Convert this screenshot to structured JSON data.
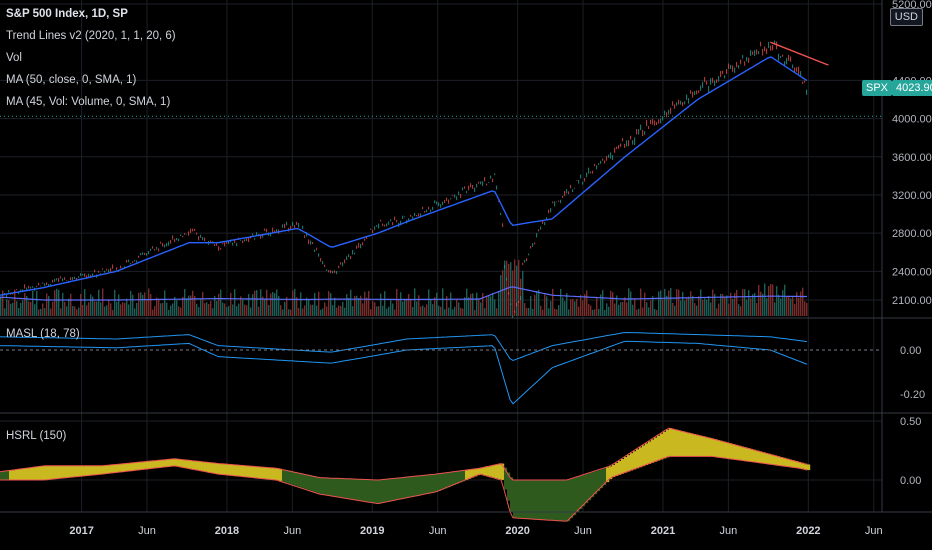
{
  "legend": {
    "symbol": "S&P 500 Index, 1D, SP",
    "trend": "Trend Lines v2 (2020, 1, 1, 20, 6)",
    "vol": "Vol",
    "ma_close": "MA (50, close, 0, SMA, 1)",
    "ma_vol": "MA (45, Vol: Volume, 0, SMA, 1)",
    "masl": "MASL (18, 78)",
    "hsrl": "HSRL (150)"
  },
  "currency_button": "USD",
  "price_tag": {
    "symbol": "SPX",
    "value": "4023.90"
  },
  "colors": {
    "background": "#000000",
    "grid": "#1c1f26",
    "ma_line": "#2962ff",
    "masl_line": "#2196f3",
    "trend_line": "#ef5350",
    "candle_up": "#26a69a",
    "candle_down": "#ef5350",
    "hsrl_positive": "#c9b81f",
    "hsrl_negative": "#2e5a1e",
    "hsrl_edge": "#ef5350"
  },
  "chart_data": [
    {
      "type": "line",
      "name": "main-price",
      "title": "S&P 500 Index, 1D, SP",
      "x_ticks": [
        "2017",
        "Jun",
        "2018",
        "Jun",
        "2019",
        "Jun",
        "2020",
        "Jun",
        "2021",
        "Jun",
        "2022",
        "Jun"
      ],
      "y_ticks": [
        "5200.00",
        "4400.00",
        "4000.00",
        "3600.00",
        "3200.00",
        "2800.00",
        "2400.00",
        "2100.00"
      ],
      "x": [
        2016.7,
        2017.0,
        2017.5,
        2018.0,
        2018.2,
        2018.75,
        2018.98,
        2019.3,
        2019.5,
        2020.1,
        2020.22,
        2020.5,
        2021.0,
        2021.5,
        2022.0,
        2022.2,
        2022.35
      ],
      "close": [
        2150,
        2270,
        2430,
        2820,
        2650,
        2900,
        2350,
        2900,
        2950,
        3380,
        2240,
        3100,
        3750,
        4300,
        4790,
        4450,
        4023.9
      ],
      "ma50": [
        2150,
        2230,
        2400,
        2700,
        2700,
        2850,
        2650,
        2800,
        2920,
        3250,
        2880,
        2950,
        3600,
        4200,
        4650,
        4450,
        4300
      ],
      "trend_line": {
        "start": [
          2022.0,
          4800
        ],
        "end": [
          2022.4,
          4560
        ]
      },
      "last_price": 4023.9
    },
    {
      "type": "bar",
      "name": "volume",
      "series": [
        {
          "name": "Vol",
          "description": "daily volume bars"
        }
      ],
      "ma45_level": [
        1.0,
        1.0,
        1.0,
        1.1,
        1.0,
        1.0,
        1.6,
        1.2,
        1.0,
        1.0,
        1.0,
        1.05,
        1.15
      ]
    },
    {
      "type": "line",
      "name": "masl",
      "title": "MASL (18, 78)",
      "y_ticks": [
        "0.00",
        "-0.20"
      ],
      "x": [
        2016.7,
        2017.5,
        2018.0,
        2018.2,
        2018.98,
        2019.5,
        2020.1,
        2020.22,
        2020.5,
        2021.0,
        2021.5,
        2022.0,
        2022.35
      ],
      "line1": [
        0.06,
        0.05,
        0.07,
        0.02,
        -0.01,
        0.05,
        0.07,
        -0.05,
        0.02,
        0.08,
        0.07,
        0.06,
        0.03
      ],
      "line2": [
        0.02,
        0.01,
        0.03,
        -0.03,
        -0.06,
        0.0,
        0.02,
        -0.25,
        -0.08,
        0.04,
        0.03,
        0.0,
        -0.09
      ]
    },
    {
      "type": "area",
      "name": "hsrl",
      "title": "HSRL (150)",
      "y_ticks": [
        "0.50",
        "0.00"
      ],
      "x": [
        2016.7,
        2017.0,
        2017.4,
        2017.9,
        2018.2,
        2018.6,
        2018.9,
        2019.3,
        2019.7,
        2020.0,
        2020.15,
        2020.22,
        2020.6,
        2020.9,
        2021.3,
        2021.6,
        2021.9,
        2022.2,
        2022.4
      ],
      "upper": [
        0.07,
        0.12,
        0.12,
        0.18,
        0.14,
        0.1,
        0.02,
        0.0,
        0.05,
        0.1,
        0.14,
        0.0,
        0.0,
        0.12,
        0.44,
        0.35,
        0.25,
        0.15,
        0.08
      ],
      "lower": [
        0.0,
        0.0,
        0.05,
        0.12,
        0.05,
        0.0,
        -0.12,
        -0.2,
        -0.1,
        0.05,
        0.0,
        -0.32,
        -0.35,
        0.02,
        0.2,
        0.2,
        0.15,
        0.1,
        0.04
      ]
    }
  ]
}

════

Which lines in the listing above hold the word "type"? Show each of them.

SOLUTION BELOW
      "type": "line",
      "type": "bar",
      "type": "line",
      "type": "area",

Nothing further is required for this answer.